**Recorded data:**
= = = =

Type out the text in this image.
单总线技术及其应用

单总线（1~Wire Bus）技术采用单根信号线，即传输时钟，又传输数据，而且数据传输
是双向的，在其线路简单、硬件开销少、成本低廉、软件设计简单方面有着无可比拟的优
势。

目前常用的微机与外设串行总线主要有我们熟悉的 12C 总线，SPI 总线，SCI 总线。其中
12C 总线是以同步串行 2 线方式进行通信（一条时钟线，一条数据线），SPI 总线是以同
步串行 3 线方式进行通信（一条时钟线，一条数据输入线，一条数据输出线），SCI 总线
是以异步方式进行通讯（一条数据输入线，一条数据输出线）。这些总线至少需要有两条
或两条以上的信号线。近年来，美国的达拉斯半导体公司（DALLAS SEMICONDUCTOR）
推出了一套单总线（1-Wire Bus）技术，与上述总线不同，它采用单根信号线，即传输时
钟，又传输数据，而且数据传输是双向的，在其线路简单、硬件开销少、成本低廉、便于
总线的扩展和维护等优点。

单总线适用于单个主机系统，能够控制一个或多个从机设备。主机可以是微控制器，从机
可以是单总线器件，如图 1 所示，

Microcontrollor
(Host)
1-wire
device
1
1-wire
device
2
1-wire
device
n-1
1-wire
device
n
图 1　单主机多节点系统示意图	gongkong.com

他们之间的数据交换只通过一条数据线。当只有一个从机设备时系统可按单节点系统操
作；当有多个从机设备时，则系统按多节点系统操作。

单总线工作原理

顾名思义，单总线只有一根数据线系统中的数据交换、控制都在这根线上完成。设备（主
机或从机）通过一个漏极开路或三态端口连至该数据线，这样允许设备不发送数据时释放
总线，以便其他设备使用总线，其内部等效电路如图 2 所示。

= = = =

**Your objective:** Each line of the listing should be copied exactly.

**Full response:**
Type out the text in this image.
单总线技术及其应用

单总线（1~Wire Bus）技术采用单根信号线，即传输时钟，又传输数据，而且数据传输
是双向的，在其线路简单、硬件开销少、成本低廉、软件设计简单方面有着无可比拟的优
势。

目前常用的微机与外设串行总线主要有我们熟悉的 12C 总线，SPI 总线，SCI 总线。其中
12C 总线是以同步串行 2 线方式进行通信（一条时钟线，一条数据线），SPI 总线是以同
步串行 3 线方式进行通信（一条时钟线，一条数据输入线，一条数据输出线），SCI 总线
是以异步方式进行通讯（一条数据输入线，一条数据输出线）。这些总线至少需要有两条
或两条以上的信号线。近年来，美国的达拉斯半导体公司（DALLAS SEMICONDUCTOR）
推出了一套单总线（1-Wire Bus）技术，与上述总线不同，它采用单根信号线，即传输时
钟，又传输数据，而且数据传输是双向的，在其线路简单、硬件开销少、成本低廉、便于
总线的扩展和维护等优点。

单总线适用于单个主机系统，能够控制一个或多个从机设备。主机可以是微控制器，从机
可以是单总线器件，如图 1 所示，

Microcontrollor
(Host)
1-wire
device
1
1-wire
device
2
1-wire
device
n-1
1-wire
device
n
图 1　单主机多节点系统示意图	gongkong.com

他们之间的数据交换只通过一条数据线。当只有一个从机设备时系统可按单节点系统操
作；当有多个从机设备时，则系统按多节点系统操作。

单总线工作原理

顾名思义，单总线只有一根数据线系统中的数据交换、控制都在这根线上完成。设备（主
机或从机）通过一个漏极开路或三态端口连至该数据线，这样允许设备不发送数据时释放
总线，以便其他设备使用总线，其内部等效电路如图 2 所示。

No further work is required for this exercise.